**WORK INSTRUCTIONS**
Where a line in the listing below contains the word "Other", copy that line.

## start GIVEN INFORMATION

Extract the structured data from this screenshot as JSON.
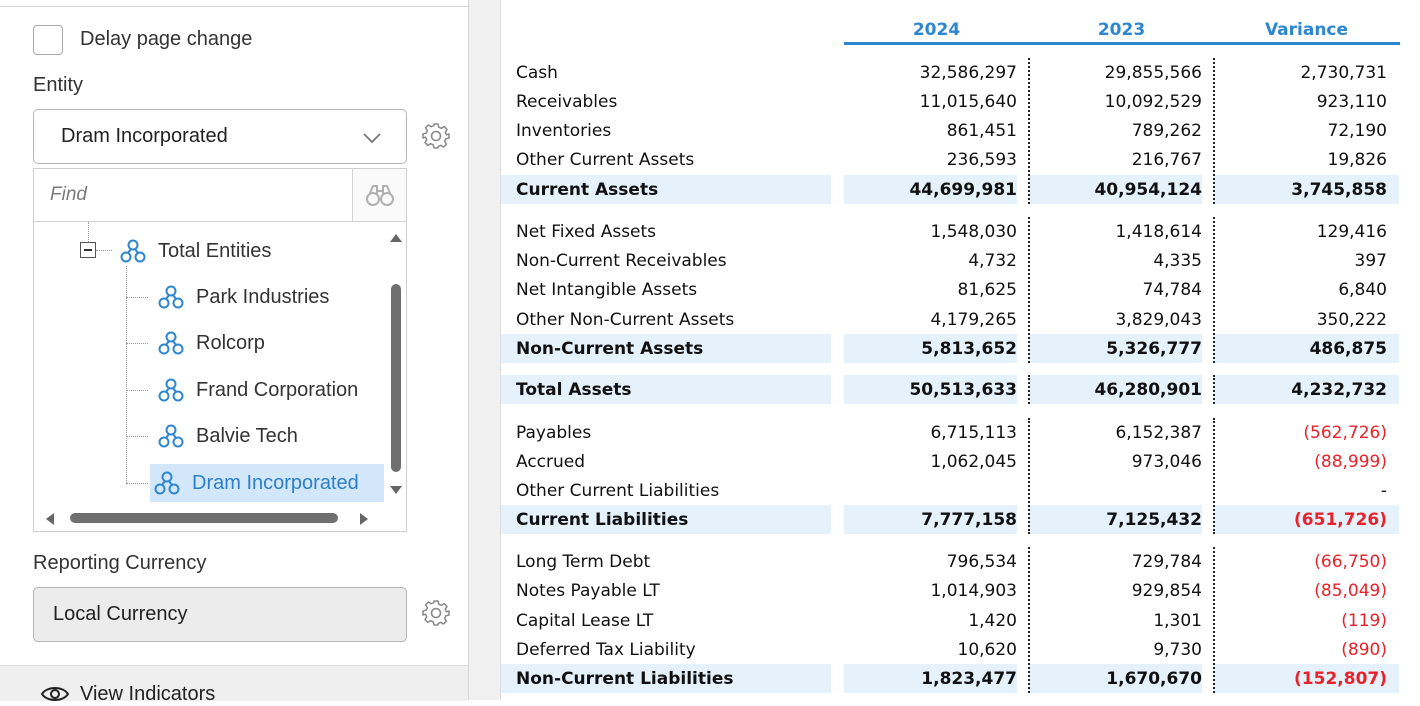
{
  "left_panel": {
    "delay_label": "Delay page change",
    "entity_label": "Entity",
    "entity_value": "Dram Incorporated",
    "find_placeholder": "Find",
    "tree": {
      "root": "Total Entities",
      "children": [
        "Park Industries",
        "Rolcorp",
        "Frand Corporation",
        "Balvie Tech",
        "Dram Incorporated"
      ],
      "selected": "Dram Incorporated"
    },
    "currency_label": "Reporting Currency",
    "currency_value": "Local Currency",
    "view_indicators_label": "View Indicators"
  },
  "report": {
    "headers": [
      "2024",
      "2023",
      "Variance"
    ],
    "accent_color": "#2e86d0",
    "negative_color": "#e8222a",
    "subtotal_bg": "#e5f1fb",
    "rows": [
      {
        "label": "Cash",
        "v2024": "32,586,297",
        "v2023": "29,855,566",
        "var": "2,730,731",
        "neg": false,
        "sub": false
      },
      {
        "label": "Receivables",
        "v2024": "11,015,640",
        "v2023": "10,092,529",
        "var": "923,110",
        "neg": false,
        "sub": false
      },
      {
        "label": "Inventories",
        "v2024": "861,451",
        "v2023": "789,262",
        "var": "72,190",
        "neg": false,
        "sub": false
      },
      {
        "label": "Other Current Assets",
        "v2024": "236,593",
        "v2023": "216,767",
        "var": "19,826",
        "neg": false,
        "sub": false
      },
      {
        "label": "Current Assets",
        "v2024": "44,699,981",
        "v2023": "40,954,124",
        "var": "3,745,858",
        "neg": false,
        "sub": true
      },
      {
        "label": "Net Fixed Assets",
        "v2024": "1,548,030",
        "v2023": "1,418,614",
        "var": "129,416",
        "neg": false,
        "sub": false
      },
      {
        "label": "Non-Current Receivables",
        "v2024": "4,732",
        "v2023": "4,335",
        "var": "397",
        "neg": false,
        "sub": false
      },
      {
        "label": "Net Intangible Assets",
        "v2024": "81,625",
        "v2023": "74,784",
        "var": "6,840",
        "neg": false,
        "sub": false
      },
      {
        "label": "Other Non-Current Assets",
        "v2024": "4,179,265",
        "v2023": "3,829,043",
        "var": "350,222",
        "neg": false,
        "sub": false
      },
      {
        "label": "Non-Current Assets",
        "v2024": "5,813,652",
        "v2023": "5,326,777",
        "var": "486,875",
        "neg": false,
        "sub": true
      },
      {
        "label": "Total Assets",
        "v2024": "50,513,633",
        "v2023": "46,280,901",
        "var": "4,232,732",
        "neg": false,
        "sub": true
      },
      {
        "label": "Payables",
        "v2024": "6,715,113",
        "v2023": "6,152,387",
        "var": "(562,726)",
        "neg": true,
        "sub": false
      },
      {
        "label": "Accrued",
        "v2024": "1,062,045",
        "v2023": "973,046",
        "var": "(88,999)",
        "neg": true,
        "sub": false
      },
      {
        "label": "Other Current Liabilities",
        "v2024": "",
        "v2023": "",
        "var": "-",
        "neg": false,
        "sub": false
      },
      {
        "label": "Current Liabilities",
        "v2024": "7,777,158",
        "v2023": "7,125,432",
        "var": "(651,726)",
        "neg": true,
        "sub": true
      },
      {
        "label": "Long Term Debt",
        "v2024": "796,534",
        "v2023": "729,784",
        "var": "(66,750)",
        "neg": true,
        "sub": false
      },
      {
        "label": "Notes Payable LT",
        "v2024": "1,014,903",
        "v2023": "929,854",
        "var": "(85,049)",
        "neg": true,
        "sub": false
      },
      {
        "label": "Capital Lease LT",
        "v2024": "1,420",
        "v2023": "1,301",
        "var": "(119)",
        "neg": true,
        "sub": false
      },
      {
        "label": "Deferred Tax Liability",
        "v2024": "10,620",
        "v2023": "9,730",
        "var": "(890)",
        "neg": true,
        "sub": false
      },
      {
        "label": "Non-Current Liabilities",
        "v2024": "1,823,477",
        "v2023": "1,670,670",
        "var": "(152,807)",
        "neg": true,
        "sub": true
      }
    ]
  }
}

## end GIVEN INFORMATION

**EXPECTED ANSWER**
        "label": "Other Current Assets",
        "label": "Other Non-Current Assets",
        "label": "Other Current Liabilities",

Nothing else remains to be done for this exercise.